(Items from a figure collection)
....................

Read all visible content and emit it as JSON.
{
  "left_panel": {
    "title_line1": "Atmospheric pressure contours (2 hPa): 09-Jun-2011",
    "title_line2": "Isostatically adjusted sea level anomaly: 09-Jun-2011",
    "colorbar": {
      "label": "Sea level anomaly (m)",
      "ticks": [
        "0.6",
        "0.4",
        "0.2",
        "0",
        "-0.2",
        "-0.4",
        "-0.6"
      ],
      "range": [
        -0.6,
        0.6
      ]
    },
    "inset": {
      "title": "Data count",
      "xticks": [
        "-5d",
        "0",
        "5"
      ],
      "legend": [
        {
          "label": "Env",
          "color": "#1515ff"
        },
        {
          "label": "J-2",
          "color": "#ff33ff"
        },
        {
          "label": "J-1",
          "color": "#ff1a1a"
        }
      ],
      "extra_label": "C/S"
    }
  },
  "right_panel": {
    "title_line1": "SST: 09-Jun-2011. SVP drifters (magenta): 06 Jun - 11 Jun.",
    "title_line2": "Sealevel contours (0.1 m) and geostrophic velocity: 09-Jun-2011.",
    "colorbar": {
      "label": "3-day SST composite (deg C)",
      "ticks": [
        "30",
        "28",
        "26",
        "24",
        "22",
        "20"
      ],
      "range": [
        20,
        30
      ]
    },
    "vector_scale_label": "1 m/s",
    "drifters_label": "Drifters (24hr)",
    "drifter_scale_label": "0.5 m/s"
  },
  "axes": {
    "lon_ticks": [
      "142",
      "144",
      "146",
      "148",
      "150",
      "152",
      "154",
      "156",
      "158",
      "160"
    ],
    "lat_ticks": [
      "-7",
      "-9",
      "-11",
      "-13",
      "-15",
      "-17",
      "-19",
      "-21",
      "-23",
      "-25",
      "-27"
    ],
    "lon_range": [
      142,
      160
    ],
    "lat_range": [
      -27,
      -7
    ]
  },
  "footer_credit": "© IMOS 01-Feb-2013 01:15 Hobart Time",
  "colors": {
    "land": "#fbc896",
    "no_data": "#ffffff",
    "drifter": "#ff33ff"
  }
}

....................

PROBLEM DETAILS
Write out the full listing exactly as given.

OUTPUT FOR THIS TASK
Read all visible content and emit it as JSON.
{
  "left_panel": {
    "title_line1": "Atmospheric pressure contours (2 hPa): 09-Jun-2011",
    "title_line2": "Isostatically adjusted sea level anomaly: 09-Jun-2011",
    "colorbar": {
      "label": "Sea level anomaly (m)",
      "ticks": [
        "0.6",
        "0.4",
        "0.2",
        "0",
        "-0.2",
        "-0.4",
        "-0.6"
      ],
      "range": [
        -0.6,
        0.6
      ]
    },
    "inset": {
      "title": "Data count",
      "xticks": [
        "-5d",
        "0",
        "5"
      ],
      "legend": [
        {
          "label": "Env",
          "color": "#1515ff"
        },
        {
          "label": "J-2",
          "color": "#ff33ff"
        },
        {
          "label": "J-1",
          "color": "#ff1a1a"
        }
      ],
      "extra_label": "C/S"
    }
  },
  "right_panel": {
    "title_line1": "SST: 09-Jun-2011. SVP drifters (magenta): 06 Jun - 11 Jun.",
    "title_line2": "Sealevel contours (0.1 m) and geostrophic velocity: 09-Jun-2011.",
    "colorbar": {
      "label": "3-day SST composite (deg C)",
      "ticks": [
        "30",
        "28",
        "26",
        "24",
        "22",
        "20"
      ],
      "range": [
        20,
        30
      ]
    },
    "vector_scale_label": "1 m/s",
    "drifters_label": "Drifters (24hr)",
    "drifter_scale_label": "0.5 m/s"
  },
  "axes": {
    "lon_ticks": [
      "142",
      "144",
      "146",
      "148",
      "150",
      "152",
      "154",
      "156",
      "158",
      "160"
    ],
    "lat_ticks": [
      "-7",
      "-9",
      "-11",
      "-13",
      "-15",
      "-17",
      "-19",
      "-21",
      "-23",
      "-25",
      "-27"
    ],
    "lon_range": [
      142,
      160
    ],
    "lat_range": [
      -27,
      -7
    ]
  },
  "footer_credit": "© IMOS 01-Feb-2013 01:15 Hobart Time",
  "colors": {
    "land": "#fbc896",
    "no_data": "#ffffff",
    "drifter": "#ff33ff"
  }
}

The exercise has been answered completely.